DATA FOR THE TASK

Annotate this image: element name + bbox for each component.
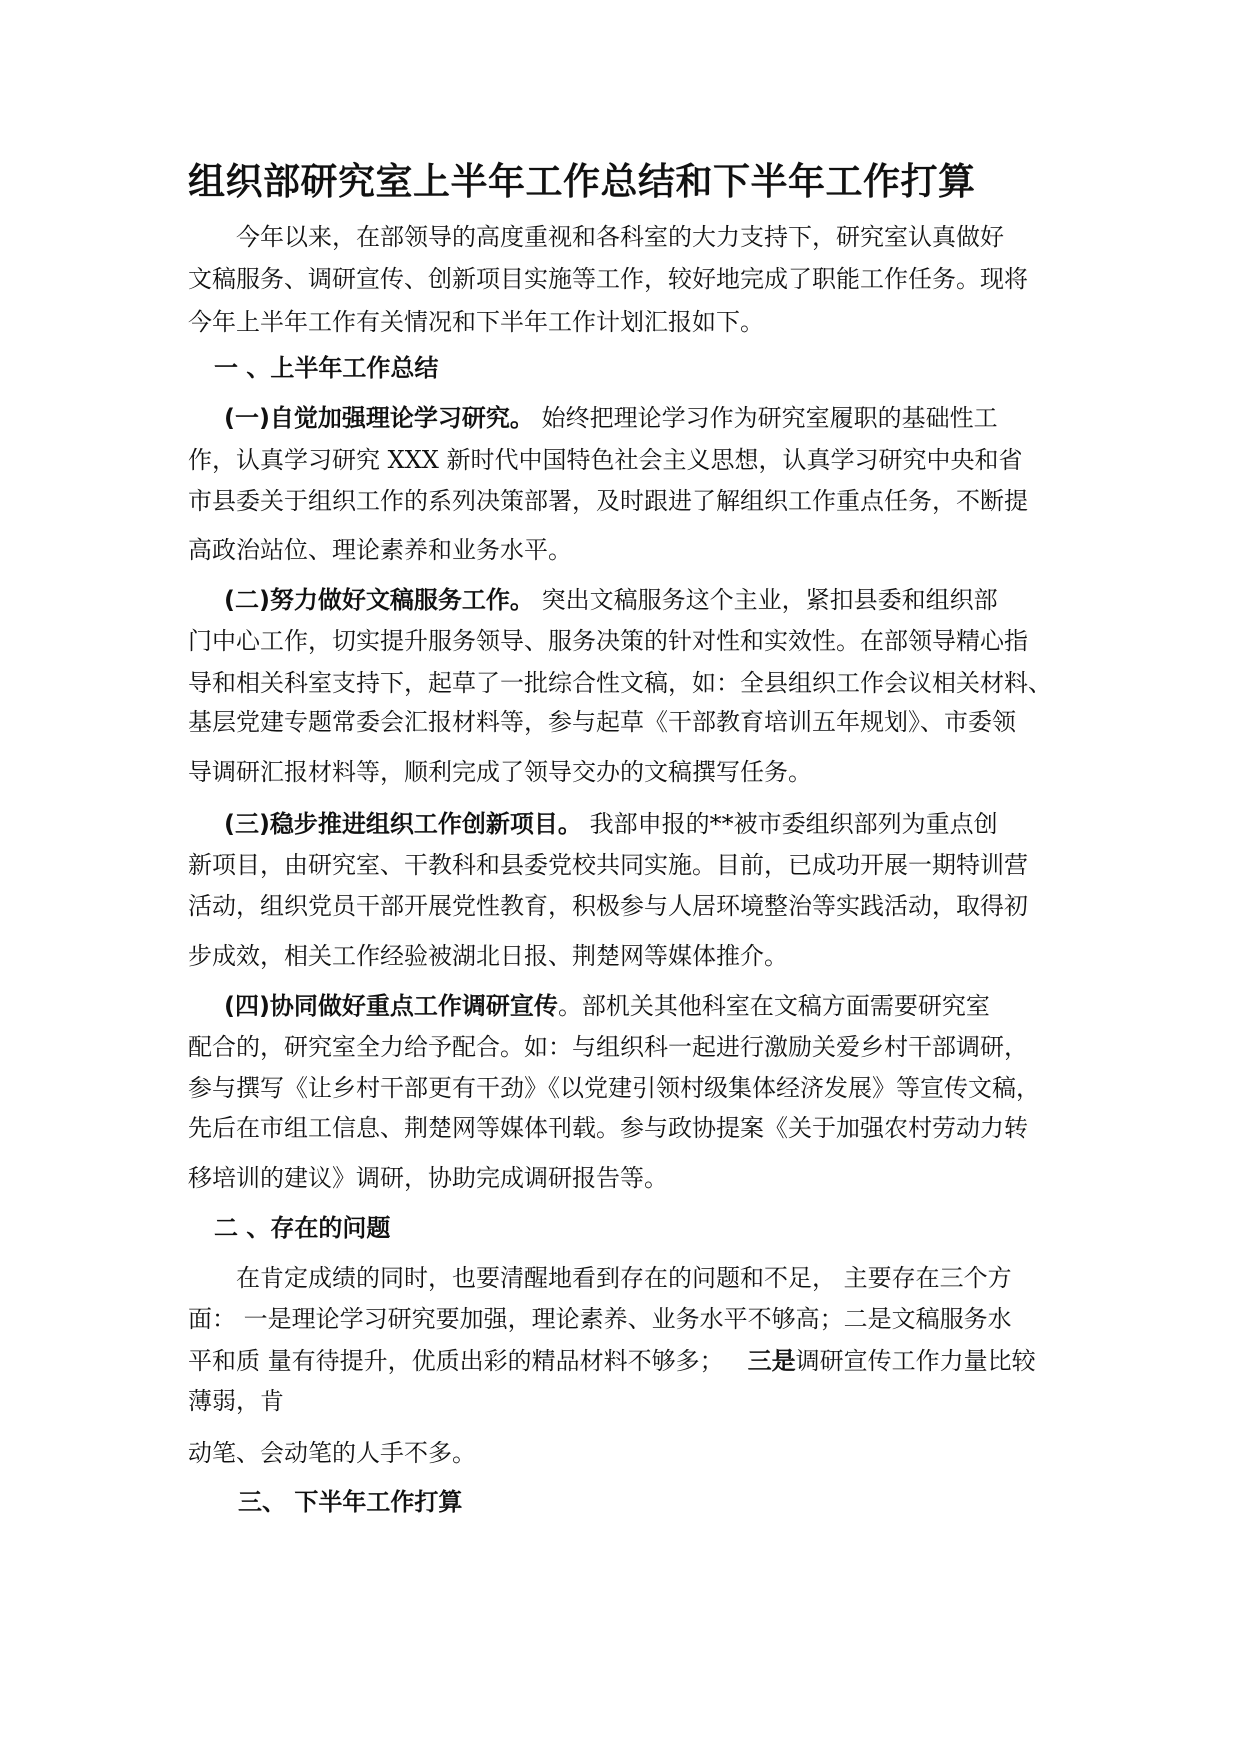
problems-line-2: 面： 一是理论学习研究要加强，理论素养、业务水平不够高；二是文稿服务水 bbox=[188, 1305, 1012, 1333]
intro-line-2: 文稿服务、调研宣传、创新项目实施等工作，较好地完成了职能工作任务。现将 bbox=[188, 265, 1028, 293]
subsection-4-line-1 bbox=[224, 990, 1094, 1022]
subsection-3-line-2: 新项目，由研究室、干教科和县委党校共同实施。目前，已成功开展一期特训营 bbox=[188, 851, 1028, 879]
problems-line-3 bbox=[188, 1345, 1058, 1377]
subsection-3-line-1 bbox=[224, 808, 1094, 840]
subsection-2-text: 突出文稿服务这个主业，紧扣县委和组织部 bbox=[533, 586, 998, 614]
section-heading-3: 三、 下半年工作打算 bbox=[238, 1488, 463, 1516]
subsection-4-line-2: 配合的，研究室全力给予配合。如：与组织科一起进行激励关爱乡村干部调研， bbox=[188, 1033, 1028, 1061]
subsection-2-line-2: 门中心工作，切实提升服务领导、服务决策的针对性和实效性。在部领导精心指 bbox=[188, 627, 1028, 655]
subsection-2-line-3: 导和相关科室支持下，起草了一批综合性文稿，如：全县组织工作会议相关材料、 bbox=[188, 669, 1052, 697]
subsection-3-line-3: 活动，组织党员干部开展党性教育，积极参与人居环境整治等实践活动，取得初 bbox=[188, 892, 1028, 920]
subsection-2-line-5: 导调研汇报材料等，顺利完成了领导交办的文稿撰写任务。 bbox=[188, 758, 812, 786]
subsection-1-title: (一)自觉加强理论学习研究。 bbox=[224, 404, 534, 432]
section-heading-2: 二 、存在的问题 bbox=[214, 1214, 391, 1242]
problems-line-4: 薄弱，肯 bbox=[188, 1387, 284, 1415]
subsection-4-text: 。部机关其他科室在文稿方面需要研究室 bbox=[557, 992, 990, 1020]
problems-line-1: 在肯定成绩的同时，也要清醒地看到存在的问题和不足， 主要存在三个方 bbox=[236, 1264, 1012, 1292]
problems-line-5: 动笔、会动笔的人手不多。 bbox=[188, 1439, 476, 1467]
subsection-1-text: 始终把理论学习作为研究室履职的基础性工 bbox=[533, 404, 998, 432]
subsection-1-line-1 bbox=[224, 402, 1094, 434]
subsection-3-title: (三)稳步推进组织工作创新项目。 bbox=[224, 810, 582, 838]
subsection-1-line-4: 高政治站位、理论素养和业务水平。 bbox=[188, 536, 572, 564]
problems-line-3-end: 调研宣传工作力量比较 bbox=[795, 1347, 1036, 1375]
subsection-4-line-4: 先后在市组工信息、荆楚网等媒体刊载。参与政协提案《关于加强农村劳动力转 bbox=[188, 1114, 1028, 1142]
problems-line-3-start: 平和质 量有待提升，优质出彩的精品材料不够多； bbox=[188, 1347, 724, 1375]
subsection-4-title: (四)协同做好重点工作调研宣传 bbox=[224, 992, 558, 1020]
subsection-2-title: (二)努力做好文稿服务工作。 bbox=[224, 586, 534, 614]
intro-line-1: 今年以来，在部领导的高度重视和各科室的大力支持下，研究室认真做好 bbox=[236, 223, 1004, 251]
subsection-4-line-3: 参与撰写《让乡村干部更有干劲》《以党建引领村级集体经济发展》等宣传文稿， bbox=[188, 1074, 1040, 1102]
subsection-3-text: 我部申报的**被市委组织部列为重点创 bbox=[581, 810, 998, 838]
section-heading-1: 一 、上半年工作总结 bbox=[214, 354, 439, 382]
subsection-1-line-2: 作，认真学习研究 XXX 新时代中国特色社会主义思想，认真学习研究中央和省 bbox=[188, 446, 1023, 474]
page-title: 组织部研究室上半年工作总结和下半年工作打算 bbox=[188, 160, 976, 203]
intro-line-3: 今年上半年工作有关情况和下半年工作计划汇报如下。 bbox=[188, 308, 764, 336]
subsection-1-line-3: 市县委关于组织工作的系列决策部署，及时跟进了解组织工作重点任务，不断提 bbox=[188, 487, 1028, 515]
subsection-2-line-1 bbox=[224, 584, 1094, 616]
subsection-3-line-4: 步成效，相关工作经验被湖北日报、荆楚网等媒体推介。 bbox=[188, 942, 788, 970]
subsection-4-line-5: 移培训的建议》调研，协助完成调研报告等。 bbox=[188, 1164, 668, 1192]
problems-line-3-emphasis: 三是 bbox=[747, 1347, 796, 1375]
subsection-2-line-4: 基层党建专题常委会汇报材料等，参与起草《干部教育培训五年规划》、市委领 bbox=[188, 708, 1016, 736]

TASK GOAL
Edit the items from the line containing "problems-line-2: 面： 一是理论学习研究要加强，理论素养、业务水平不够高；二是文稿服务水" through the line containing "669, 1052, 697]", replacing "文稿服务" with "材料服务" and leaving everything else unchanged. Give only those lines.

SOLUTION BELOW
problems-line-2: 面： 一是理论学习研究要加强，理论素养、业务水平不够高；二是材料服务水 bbox=[188, 1305, 1012, 1333]
intro-line-2: 材料服务、调研宣传、创新项目实施等工作，较好地完成了职能工作任务。现将 bbox=[188, 265, 1028, 293]
subsection-4-line-1 bbox=[224, 990, 1094, 1022]
subsection-3-line-2: 新项目，由研究室、干教科和县委党校共同实施。目前，已成功开展一期特训营 bbox=[188, 851, 1028, 879]
problems-line-3 bbox=[188, 1345, 1058, 1377]
subsection-3-line-1 bbox=[224, 808, 1094, 840]
subsection-2-text: 突出材料服务这个主业，紧扣县委和组织部 bbox=[533, 586, 998, 614]
section-heading-3: 三、 下半年工作打算 bbox=[238, 1488, 463, 1516]
subsection-4-line-2: 配合的，研究室全力给予配合。如：与组织科一起进行激励关爱乡村干部调研， bbox=[188, 1033, 1028, 1061]
subsection-2-line-2: 门中心工作，切实提升服务领导、服务决策的针对性和实效性。在部领导精心指 bbox=[188, 627, 1028, 655]
subsection-2-line-3: 导和相关科室支持下，起草了一批综合性文稿，如：全县组织工作会议相关材料、 bbox=[188, 669, 1052, 697]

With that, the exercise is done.